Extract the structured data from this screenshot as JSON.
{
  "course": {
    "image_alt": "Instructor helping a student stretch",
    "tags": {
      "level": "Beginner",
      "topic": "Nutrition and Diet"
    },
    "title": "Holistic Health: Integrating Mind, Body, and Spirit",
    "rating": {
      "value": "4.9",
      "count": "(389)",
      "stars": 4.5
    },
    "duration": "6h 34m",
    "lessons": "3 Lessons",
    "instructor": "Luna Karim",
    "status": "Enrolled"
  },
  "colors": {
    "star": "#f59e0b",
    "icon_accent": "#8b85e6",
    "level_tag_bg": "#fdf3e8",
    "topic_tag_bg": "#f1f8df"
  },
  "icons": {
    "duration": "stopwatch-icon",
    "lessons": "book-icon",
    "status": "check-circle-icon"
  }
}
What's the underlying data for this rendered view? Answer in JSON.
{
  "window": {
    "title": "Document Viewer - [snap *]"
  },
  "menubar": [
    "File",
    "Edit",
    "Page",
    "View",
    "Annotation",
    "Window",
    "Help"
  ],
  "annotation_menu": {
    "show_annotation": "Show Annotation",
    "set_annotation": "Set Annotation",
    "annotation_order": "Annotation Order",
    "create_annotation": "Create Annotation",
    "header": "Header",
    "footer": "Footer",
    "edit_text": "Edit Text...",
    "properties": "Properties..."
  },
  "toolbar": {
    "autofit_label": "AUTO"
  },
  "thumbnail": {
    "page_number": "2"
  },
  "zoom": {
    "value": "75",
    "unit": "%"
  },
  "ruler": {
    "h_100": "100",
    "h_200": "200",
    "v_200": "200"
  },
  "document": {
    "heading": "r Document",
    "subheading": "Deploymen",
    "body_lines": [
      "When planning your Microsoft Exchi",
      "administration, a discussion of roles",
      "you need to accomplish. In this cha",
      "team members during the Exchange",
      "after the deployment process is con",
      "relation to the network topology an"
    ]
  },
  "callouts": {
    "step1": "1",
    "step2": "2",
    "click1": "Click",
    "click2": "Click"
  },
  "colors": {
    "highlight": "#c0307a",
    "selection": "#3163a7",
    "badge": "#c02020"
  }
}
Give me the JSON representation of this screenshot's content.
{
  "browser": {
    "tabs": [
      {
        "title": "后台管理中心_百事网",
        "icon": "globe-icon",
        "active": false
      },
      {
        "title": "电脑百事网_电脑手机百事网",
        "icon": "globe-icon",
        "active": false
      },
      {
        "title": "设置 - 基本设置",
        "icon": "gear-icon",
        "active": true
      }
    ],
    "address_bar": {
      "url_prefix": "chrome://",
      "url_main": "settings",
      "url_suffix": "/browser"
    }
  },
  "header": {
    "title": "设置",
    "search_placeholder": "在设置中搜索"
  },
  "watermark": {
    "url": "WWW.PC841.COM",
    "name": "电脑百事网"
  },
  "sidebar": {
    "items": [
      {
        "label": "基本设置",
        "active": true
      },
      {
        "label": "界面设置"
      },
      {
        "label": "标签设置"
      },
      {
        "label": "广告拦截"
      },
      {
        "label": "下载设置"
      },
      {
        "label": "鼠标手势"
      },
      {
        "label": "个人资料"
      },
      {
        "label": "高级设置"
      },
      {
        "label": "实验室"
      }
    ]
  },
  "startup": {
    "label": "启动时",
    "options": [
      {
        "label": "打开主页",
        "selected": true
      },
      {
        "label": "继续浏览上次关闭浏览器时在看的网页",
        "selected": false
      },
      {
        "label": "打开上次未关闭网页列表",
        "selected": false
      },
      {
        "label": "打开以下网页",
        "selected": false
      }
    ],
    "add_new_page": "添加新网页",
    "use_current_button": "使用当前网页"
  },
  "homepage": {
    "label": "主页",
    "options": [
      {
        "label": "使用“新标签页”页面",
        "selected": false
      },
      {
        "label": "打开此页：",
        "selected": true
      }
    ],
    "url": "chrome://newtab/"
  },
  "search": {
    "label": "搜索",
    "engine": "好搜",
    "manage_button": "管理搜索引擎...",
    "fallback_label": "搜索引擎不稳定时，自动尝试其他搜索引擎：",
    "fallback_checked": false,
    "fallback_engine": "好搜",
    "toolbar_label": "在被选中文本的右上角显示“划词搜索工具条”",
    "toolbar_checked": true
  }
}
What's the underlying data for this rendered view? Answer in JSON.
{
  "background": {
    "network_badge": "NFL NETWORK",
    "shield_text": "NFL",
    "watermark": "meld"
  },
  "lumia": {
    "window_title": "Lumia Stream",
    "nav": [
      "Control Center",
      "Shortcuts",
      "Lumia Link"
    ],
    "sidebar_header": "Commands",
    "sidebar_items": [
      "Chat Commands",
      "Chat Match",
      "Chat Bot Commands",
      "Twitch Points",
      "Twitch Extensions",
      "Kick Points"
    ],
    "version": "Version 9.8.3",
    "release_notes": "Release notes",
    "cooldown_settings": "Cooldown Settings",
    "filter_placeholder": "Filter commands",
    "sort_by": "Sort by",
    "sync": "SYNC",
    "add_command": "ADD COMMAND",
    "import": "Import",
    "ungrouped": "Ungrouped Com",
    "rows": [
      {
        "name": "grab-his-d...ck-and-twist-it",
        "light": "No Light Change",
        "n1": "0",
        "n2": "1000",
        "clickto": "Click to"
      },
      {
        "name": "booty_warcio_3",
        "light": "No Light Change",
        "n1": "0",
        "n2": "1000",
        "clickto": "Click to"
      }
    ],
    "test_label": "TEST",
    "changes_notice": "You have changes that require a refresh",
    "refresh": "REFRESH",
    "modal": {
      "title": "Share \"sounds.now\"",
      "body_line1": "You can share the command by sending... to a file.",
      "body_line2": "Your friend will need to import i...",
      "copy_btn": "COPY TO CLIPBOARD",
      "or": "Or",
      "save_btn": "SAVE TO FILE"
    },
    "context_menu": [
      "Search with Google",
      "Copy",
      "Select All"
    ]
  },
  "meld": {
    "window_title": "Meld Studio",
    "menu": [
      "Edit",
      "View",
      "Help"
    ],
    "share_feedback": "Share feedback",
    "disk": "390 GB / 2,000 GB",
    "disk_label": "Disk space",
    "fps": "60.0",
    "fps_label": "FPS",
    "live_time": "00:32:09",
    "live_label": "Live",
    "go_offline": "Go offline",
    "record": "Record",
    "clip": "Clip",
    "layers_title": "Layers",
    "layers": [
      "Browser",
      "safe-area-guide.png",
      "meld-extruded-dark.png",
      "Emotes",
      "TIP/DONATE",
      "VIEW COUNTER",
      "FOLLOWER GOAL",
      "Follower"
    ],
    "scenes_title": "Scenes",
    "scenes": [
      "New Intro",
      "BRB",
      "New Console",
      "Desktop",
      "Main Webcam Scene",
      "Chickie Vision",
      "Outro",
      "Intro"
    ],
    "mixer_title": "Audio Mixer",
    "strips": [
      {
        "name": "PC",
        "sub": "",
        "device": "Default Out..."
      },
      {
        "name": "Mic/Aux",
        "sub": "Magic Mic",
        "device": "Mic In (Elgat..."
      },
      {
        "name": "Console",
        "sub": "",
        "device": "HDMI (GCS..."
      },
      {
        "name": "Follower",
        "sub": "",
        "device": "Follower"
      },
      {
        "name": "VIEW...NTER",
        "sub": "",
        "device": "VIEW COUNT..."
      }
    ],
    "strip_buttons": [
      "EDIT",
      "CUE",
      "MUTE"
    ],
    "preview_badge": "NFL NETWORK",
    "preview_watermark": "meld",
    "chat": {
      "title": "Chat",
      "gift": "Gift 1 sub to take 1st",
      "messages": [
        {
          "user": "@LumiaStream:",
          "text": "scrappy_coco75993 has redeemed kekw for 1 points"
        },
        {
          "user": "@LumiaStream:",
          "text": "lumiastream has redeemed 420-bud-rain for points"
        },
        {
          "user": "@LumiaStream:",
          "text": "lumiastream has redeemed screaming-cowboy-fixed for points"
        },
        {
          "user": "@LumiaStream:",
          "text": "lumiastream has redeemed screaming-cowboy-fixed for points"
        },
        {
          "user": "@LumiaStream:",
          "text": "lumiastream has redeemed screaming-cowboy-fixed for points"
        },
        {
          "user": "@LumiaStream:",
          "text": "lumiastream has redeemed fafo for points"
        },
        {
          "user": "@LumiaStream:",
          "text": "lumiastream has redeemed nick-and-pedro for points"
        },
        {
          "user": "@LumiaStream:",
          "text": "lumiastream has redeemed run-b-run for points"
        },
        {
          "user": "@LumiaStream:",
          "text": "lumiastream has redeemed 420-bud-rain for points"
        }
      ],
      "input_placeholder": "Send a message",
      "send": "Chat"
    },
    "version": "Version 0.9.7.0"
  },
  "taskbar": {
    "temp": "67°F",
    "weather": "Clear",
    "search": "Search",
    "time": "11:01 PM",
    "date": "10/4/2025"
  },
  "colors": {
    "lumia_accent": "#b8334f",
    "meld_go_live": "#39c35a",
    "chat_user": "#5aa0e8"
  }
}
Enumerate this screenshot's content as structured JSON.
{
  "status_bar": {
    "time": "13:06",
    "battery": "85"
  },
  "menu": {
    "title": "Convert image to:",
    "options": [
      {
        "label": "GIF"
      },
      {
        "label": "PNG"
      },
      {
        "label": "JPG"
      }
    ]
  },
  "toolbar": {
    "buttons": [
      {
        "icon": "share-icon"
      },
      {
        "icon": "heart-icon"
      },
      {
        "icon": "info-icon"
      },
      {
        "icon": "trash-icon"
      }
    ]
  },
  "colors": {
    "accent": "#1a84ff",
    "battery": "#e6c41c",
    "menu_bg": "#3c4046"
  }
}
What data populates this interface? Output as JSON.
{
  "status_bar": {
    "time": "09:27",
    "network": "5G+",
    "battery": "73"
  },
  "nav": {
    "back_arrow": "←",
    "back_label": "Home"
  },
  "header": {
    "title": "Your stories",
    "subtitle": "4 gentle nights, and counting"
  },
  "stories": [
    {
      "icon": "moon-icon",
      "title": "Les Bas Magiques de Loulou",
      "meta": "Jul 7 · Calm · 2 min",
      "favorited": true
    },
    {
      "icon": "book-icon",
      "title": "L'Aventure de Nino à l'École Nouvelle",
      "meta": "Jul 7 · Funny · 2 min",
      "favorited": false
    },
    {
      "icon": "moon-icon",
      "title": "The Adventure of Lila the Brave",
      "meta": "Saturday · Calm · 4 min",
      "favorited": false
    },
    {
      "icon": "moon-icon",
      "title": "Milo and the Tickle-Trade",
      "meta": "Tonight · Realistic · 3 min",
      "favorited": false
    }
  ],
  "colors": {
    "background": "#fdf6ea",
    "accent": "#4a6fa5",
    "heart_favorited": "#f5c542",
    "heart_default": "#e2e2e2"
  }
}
+-------+
#### [Stated problem]
Show every line above in which the word "Click" occurs.

#### [Right answer]
    "click1": "Click",
    "click2": "Click"
        "clickto": "Click to"
        "clickto": "Click to"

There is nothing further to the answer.